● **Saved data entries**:
• • •

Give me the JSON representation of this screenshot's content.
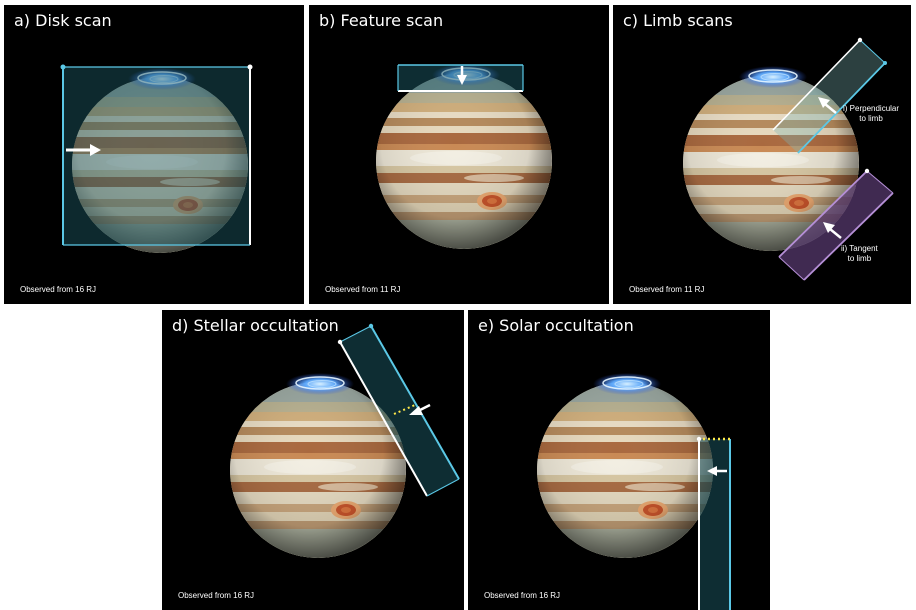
{
  "colors": {
    "background": "#000000",
    "scan_cyan": "#5bc8e6",
    "scan_fill": "#1c5a66",
    "tangent_purple": "#b58fd6",
    "tangent_fill": "#5b3c73",
    "occultation_dots": "#ffe94a",
    "arrow": "#ffffff"
  },
  "panels": {
    "a": {
      "title": "a) Disk scan",
      "observed": "Observed from 16 RJ"
    },
    "b": {
      "title": "b) Feature scan",
      "observed": "Observed from 11 RJ"
    },
    "c": {
      "title": "c) Limb scans",
      "observed": "Observed from 11 RJ",
      "perpendicular_line1": "i) Perpendicular",
      "perpendicular_line2": "to limb",
      "tangent_line1": "ii) Tangent",
      "tangent_line2": "to limb"
    },
    "d": {
      "title": "d) Stellar occultation",
      "observed": "Observed from 16 RJ"
    },
    "e": {
      "title": "e) Solar occultation",
      "observed": "Observed from 16 RJ"
    }
  },
  "icons": {
    "planet": "jupiter-icon",
    "aurora": "aurora-icon",
    "arrow": "arrow-icon"
  }
}
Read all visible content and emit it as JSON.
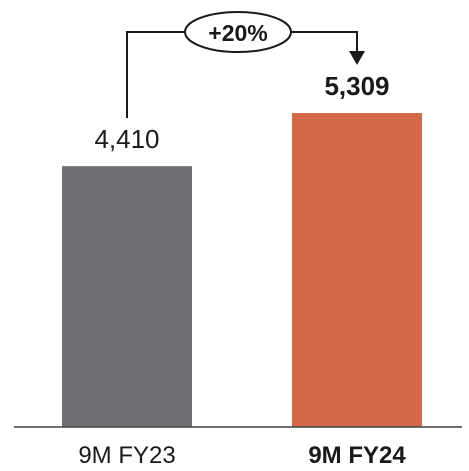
{
  "chart_data": {
    "type": "bar",
    "categories": [
      "9M FY23",
      "9M FY24"
    ],
    "values": [
      4410,
      5309
    ],
    "value_labels": [
      "4,410",
      "5,309"
    ],
    "bar_colors": [
      "#6d6e71",
      "#d4694a"
    ],
    "emphasized_category": "9M FY24",
    "annotation": {
      "text": "+20%",
      "from": "9M FY23",
      "to": "9M FY24"
    },
    "ylim": [
      0,
      6000
    ],
    "grid": false,
    "legend": "none"
  }
}
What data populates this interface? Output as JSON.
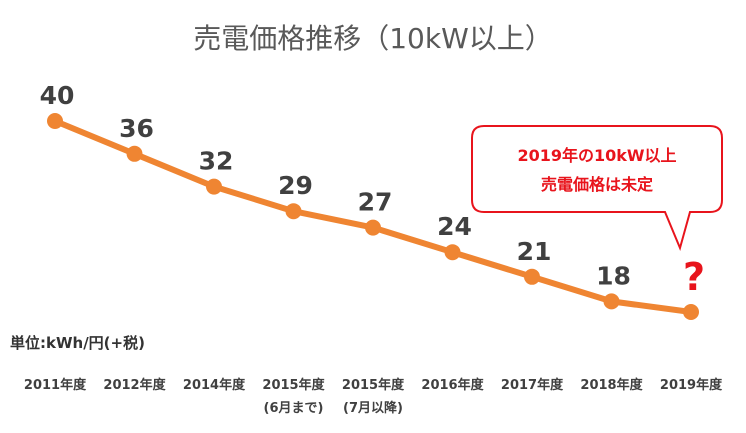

• • •

● **WHAT IS NEEDED**: Copy out the records above in full, exactly as written, but not the pictures.

● **ANSWER**:
Give me the JSON representation of this screenshot's content.
{
  "colors": {
    "background": "#000000",
    "scan_cyan": "#5bc8e6",
    "scan_fill": "#1c5a66",
    "tangent_purple": "#b58fd6",
    "tangent_fill": "#5b3c73",
    "occultation_dots": "#ffe94a",
    "arrow": "#ffffff"
  },
  "panels": {
    "a": {
      "title": "a) Disk scan",
      "observed": "Observed from 16 RJ"
    },
    "b": {
      "title": "b) Feature scan",
      "observed": "Observed from 11 RJ"
    },
    "c": {
      "title": "c) Limb scans",
      "observed": "Observed from 11 RJ",
      "perpendicular_line1": "i) Perpendicular",
      "perpendicular_line2": "to limb",
      "tangent_line1": "ii) Tangent",
      "tangent_line2": "to limb"
    },
    "d": {
      "title": "d) Stellar occultation",
      "observed": "Observed from 16 RJ"
    },
    "e": {
      "title": "e) Solar occultation",
      "observed": "Observed from 16 RJ"
    }
  },
  "icons": {
    "planet": "jupiter-icon",
    "aurora": "aurora-icon",
    "arrow": "arrow-icon"
  }
}
Read all visible content and emit it as JSON.
{
  "chart_data": {
    "type": "bar",
    "categories": [
      "9M FY23",
      "9M FY24"
    ],
    "values": [
      4410,
      5309
    ],
    "value_labels": [
      "4,410",
      "5,309"
    ],
    "bar_colors": [
      "#6d6e71",
      "#d4694a"
    ],
    "emphasized_category": "9M FY24",
    "annotation": {
      "text": "+20%",
      "from": "9M FY23",
      "to": "9M FY24"
    },
    "ylim": [
      0,
      6000
    ],
    "grid": false,
    "legend": "none"
  }
}
What data populates this interface? Output as JSON.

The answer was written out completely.